Extracted data -
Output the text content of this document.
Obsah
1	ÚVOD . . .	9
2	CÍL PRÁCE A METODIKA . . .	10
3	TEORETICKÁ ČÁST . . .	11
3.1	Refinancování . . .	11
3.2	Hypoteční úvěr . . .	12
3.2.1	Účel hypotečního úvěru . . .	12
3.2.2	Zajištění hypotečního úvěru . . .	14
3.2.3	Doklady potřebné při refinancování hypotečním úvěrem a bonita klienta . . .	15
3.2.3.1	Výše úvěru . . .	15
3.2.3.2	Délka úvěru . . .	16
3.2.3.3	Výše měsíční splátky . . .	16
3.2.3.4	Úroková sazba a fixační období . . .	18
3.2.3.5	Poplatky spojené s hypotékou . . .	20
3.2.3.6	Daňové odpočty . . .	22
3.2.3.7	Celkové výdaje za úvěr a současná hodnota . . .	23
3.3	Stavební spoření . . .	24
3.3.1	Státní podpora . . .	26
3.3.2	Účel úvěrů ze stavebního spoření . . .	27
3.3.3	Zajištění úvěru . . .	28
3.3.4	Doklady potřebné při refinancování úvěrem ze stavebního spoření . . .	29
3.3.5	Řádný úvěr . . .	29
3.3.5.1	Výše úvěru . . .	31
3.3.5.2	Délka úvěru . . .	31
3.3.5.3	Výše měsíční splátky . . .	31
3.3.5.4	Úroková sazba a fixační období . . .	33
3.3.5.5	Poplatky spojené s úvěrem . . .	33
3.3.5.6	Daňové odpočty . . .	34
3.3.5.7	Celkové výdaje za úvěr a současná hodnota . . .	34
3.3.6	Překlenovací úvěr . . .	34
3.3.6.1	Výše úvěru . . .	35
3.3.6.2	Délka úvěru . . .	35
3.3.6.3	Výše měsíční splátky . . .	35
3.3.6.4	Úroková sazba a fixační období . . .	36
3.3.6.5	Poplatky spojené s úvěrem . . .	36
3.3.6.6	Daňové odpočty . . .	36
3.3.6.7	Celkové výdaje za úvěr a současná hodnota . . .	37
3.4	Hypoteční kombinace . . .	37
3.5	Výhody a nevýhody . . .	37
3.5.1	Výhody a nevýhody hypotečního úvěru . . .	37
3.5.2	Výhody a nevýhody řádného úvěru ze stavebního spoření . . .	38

Given problem -
Give the count of lines in the data above that hold the string "spoření", with no additional words.

In response -
4